• _Passage du texte_
◇ ◇ ◇ ◇ ◇ ◇ ◇

Du travail, pourtant, il y en a : en témoigne le succès de fréquentation des TER. Dans ma région, le nombre des trains et leur fréquentation se sont accrus année après année, tandis que les effectifs, dans les gares ou à la conduite, diminuaient ! En témoigne aussi le nombre de chantiers de réfection des voies que la SNCF est contrainte d'entreprendre, après qu'elles ont été laissées à l'abandon depuis des années.
Alors il faut que cesse cette saignée des effectifs à la SNCF. Oui, il faut au contraire contraindre la SNCF à des embauches massives !
Ce démantèlement systématique d'un service public qui, bien que régi par l'État au profit des intérêts capitalistes, offrait à la fois un service homogène au public, et un certain nombre de garanties aux cheminots, ce démantèlement ne s'est pas fait sans résistance. Depuis plus d'une quinzaine d'années, à chaque fois que les cheminots ont été appelés à réagir par leurs organisations syndicales, ils l'ont fait. Aujourd'hui, ils restent encore bien souvent l'aile marchante des manifestations syndicales.

◇ ◇ ◇ ◇ ◇ ◇ ◇

• _Données fournies_
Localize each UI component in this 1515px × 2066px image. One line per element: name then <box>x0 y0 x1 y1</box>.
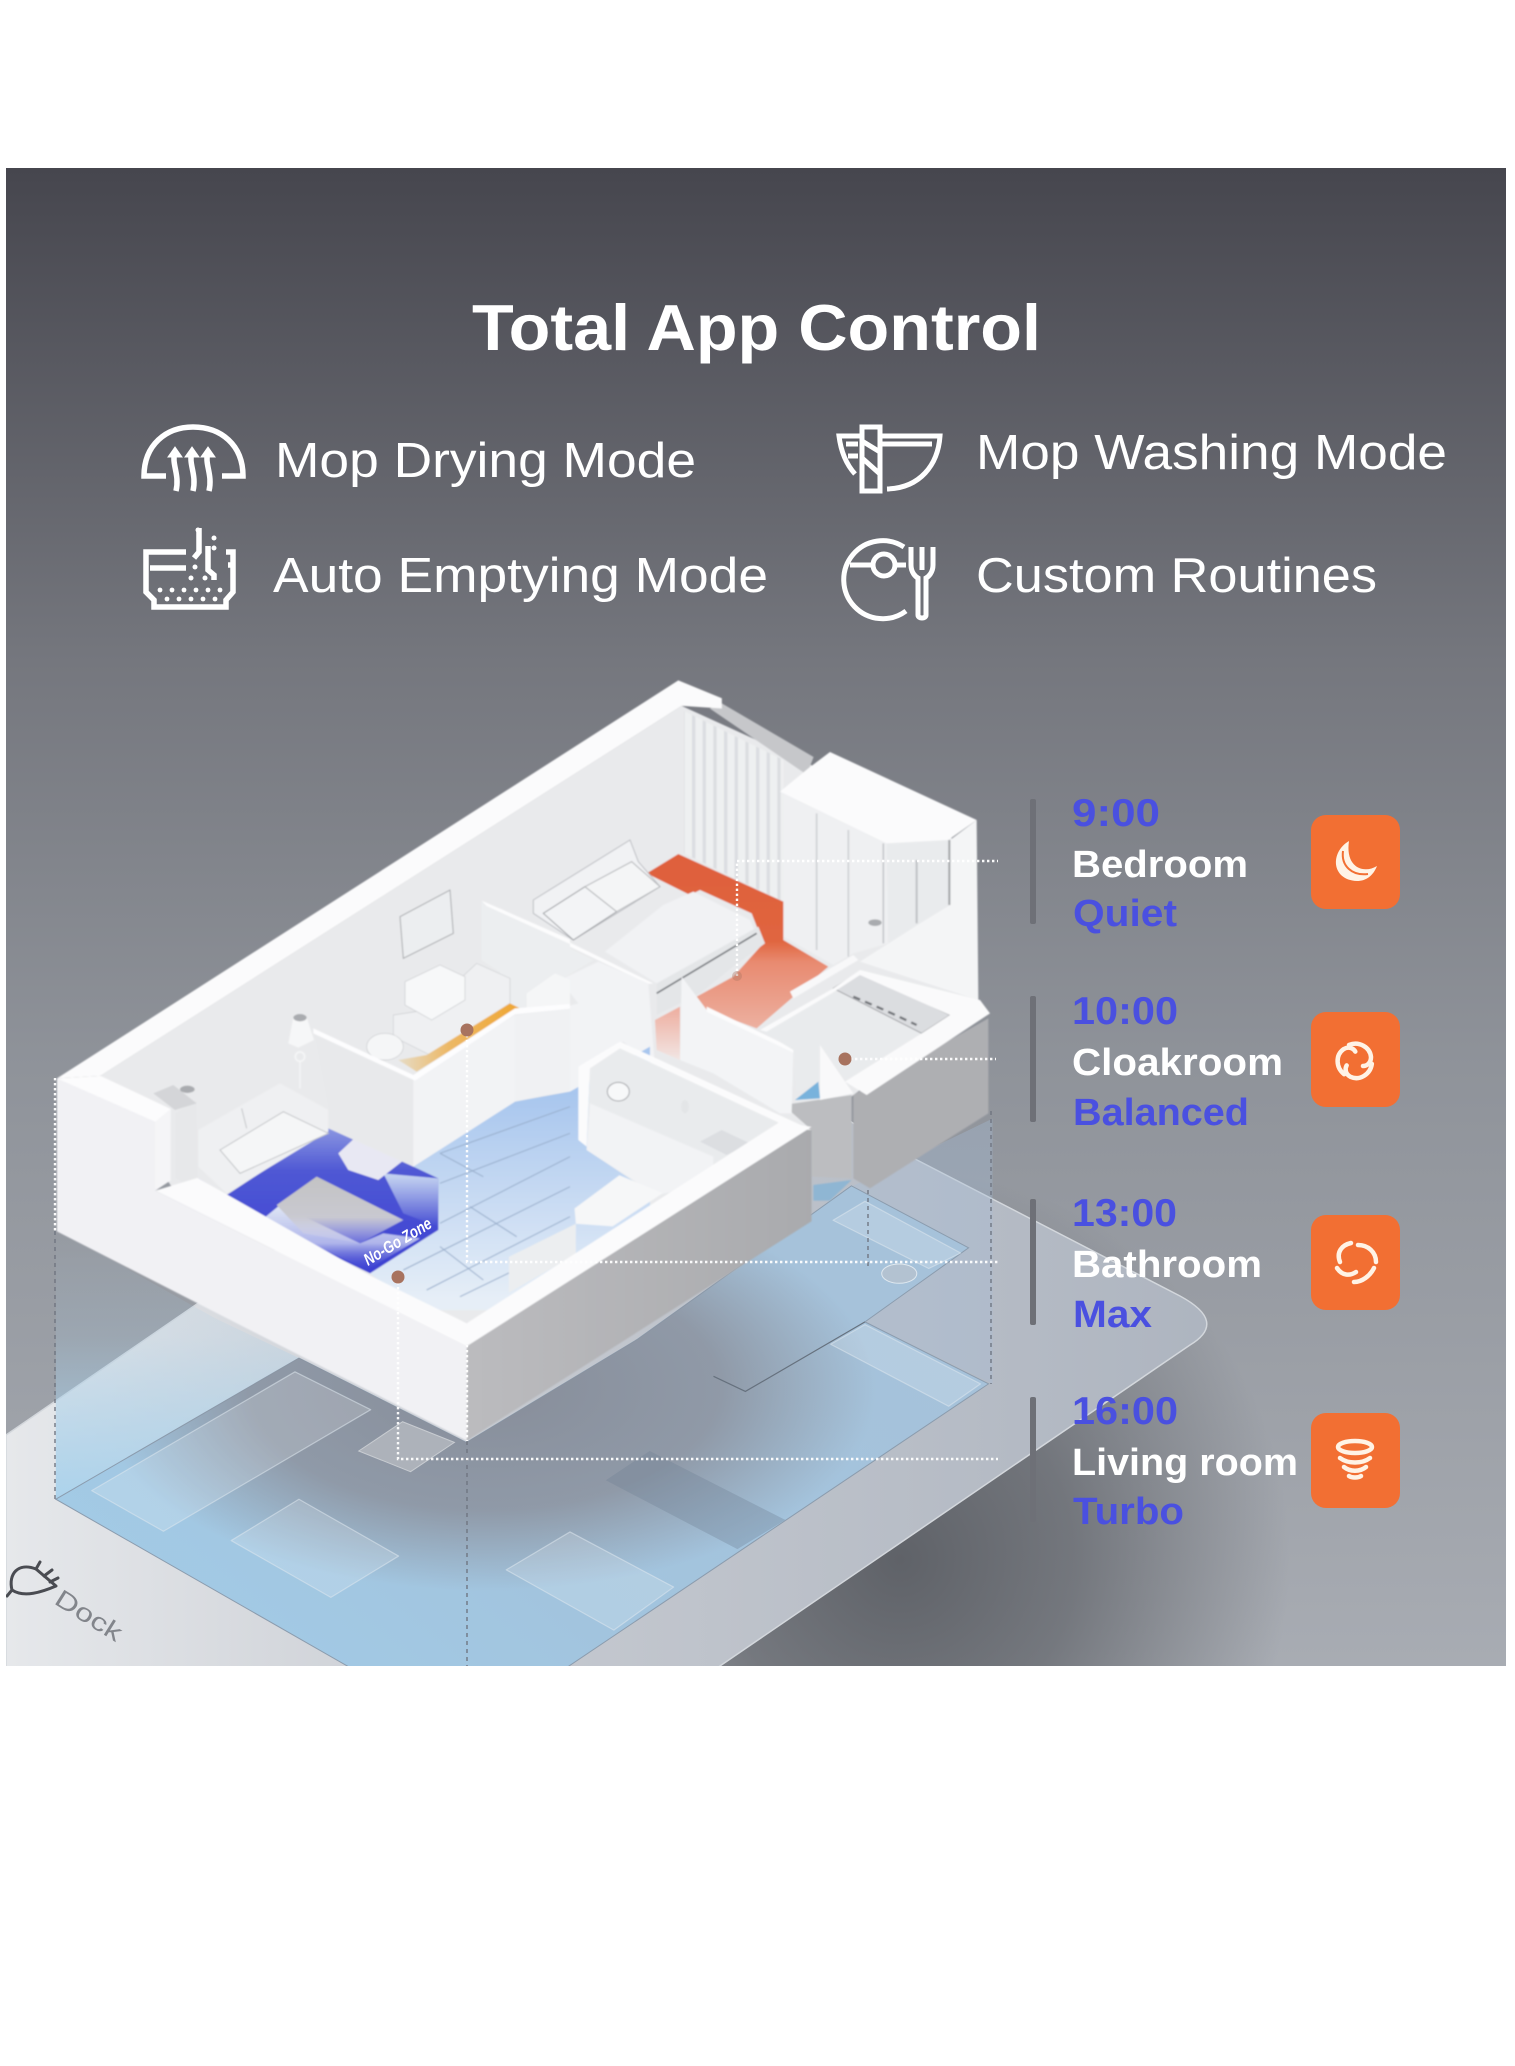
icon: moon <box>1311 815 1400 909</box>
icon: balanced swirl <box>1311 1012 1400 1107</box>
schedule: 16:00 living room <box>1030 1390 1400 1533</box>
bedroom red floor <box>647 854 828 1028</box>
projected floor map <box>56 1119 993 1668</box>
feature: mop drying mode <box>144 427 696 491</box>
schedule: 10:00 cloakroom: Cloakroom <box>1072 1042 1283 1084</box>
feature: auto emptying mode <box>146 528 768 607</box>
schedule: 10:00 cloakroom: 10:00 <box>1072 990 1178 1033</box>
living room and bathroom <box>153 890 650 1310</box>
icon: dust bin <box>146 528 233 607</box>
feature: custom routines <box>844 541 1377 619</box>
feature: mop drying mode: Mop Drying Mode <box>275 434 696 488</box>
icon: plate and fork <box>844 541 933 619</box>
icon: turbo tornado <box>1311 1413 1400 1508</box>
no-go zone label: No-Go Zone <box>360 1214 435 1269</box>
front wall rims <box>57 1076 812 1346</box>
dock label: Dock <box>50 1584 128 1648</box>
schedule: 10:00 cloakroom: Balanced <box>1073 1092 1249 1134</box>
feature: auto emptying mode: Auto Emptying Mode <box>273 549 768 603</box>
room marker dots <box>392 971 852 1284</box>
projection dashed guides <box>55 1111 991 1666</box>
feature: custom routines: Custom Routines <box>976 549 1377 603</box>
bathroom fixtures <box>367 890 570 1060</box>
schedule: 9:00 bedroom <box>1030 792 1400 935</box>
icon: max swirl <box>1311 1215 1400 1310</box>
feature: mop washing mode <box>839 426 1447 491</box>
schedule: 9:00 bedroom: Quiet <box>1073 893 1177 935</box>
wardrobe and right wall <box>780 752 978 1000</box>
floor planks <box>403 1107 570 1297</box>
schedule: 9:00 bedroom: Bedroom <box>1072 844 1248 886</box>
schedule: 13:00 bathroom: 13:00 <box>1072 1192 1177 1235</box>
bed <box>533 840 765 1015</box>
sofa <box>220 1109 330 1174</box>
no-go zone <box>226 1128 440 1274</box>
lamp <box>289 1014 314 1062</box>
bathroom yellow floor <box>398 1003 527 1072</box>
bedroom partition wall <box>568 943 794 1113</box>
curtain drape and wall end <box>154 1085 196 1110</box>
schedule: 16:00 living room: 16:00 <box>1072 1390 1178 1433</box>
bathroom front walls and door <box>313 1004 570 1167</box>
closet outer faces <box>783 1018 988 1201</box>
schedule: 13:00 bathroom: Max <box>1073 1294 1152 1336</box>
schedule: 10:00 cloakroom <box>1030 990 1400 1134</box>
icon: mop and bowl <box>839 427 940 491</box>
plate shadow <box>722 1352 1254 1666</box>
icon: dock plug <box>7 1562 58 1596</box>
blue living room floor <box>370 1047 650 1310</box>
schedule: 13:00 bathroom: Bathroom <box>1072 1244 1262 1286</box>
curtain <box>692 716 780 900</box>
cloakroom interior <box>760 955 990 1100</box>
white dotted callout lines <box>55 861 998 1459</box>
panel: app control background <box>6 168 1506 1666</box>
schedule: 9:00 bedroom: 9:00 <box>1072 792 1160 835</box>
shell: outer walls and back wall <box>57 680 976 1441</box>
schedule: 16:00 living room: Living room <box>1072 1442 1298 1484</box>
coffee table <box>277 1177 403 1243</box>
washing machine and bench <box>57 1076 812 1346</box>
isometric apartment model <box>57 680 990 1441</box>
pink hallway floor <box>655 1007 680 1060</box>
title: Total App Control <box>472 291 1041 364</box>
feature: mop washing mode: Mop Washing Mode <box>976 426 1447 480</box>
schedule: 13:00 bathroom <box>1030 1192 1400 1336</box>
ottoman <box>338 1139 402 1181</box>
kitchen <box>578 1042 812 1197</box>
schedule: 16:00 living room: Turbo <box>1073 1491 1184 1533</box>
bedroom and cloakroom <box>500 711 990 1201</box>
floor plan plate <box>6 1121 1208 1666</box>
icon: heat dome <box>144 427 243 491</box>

◇ ◇ ◇ ◇ ◇ ◇ ◇

• _Tâches à faire_
1) Dans les enregistrements, renommez "schedule" en "plan" en commençant à la ligne qui contient "icon: moon <box>1311 815 1400 909</box>" et en terminant à celle qui contient "living room and", ces deux lignes comprises. Redonnez seulement ces lignes, sans rien y changer d'autre.
2) Prolongez, s'il vous plaît, le texte sur la SNCF au-delà de sa dernière phrase.
Le texte sur la SNCF et les enregistrements n'ont aucun rapport entre eux.

• _Réponses finales_
1)
icon: moon <box>1311 815 1400 909</box>
icon: balanced swirl <box>1311 1012 1400 1107</box>
plan: 16:00 living room <box>1030 1390 1400 1533</box>
bedroom red floor <box>647 854 828 1028</box>
projected floor map <box>56 1119 993 1668</box>
feature: mop drying mode <box>144 427 696 491</box>
plan: 10:00 cloakroom: Cloakroom <box>1072 1042 1283 1084</box>
feature: auto emptying mode <box>146 528 768 607</box>
plan: 10:00 cloakroom: 10:00 <box>1072 990 1178 1033</box>
living room and bathroom <box>153 890 650 1310</box>

2)
Cette cohésion, même si elle a faibli parfois, a démontré au-delà des mots d'ordre d'appel, leur conscience d'avoir à défendre au travers de leurs intérêts propres, aussi, un service public.
Eh bien, dans les mois qui viennent, cette cohésion, cette combativité, nous en aurons besoin. Car les coups que nous avons pris, chez les cheminots comme dans tout le monde du travail, tous ensemble, il va falloir que nous les rendions !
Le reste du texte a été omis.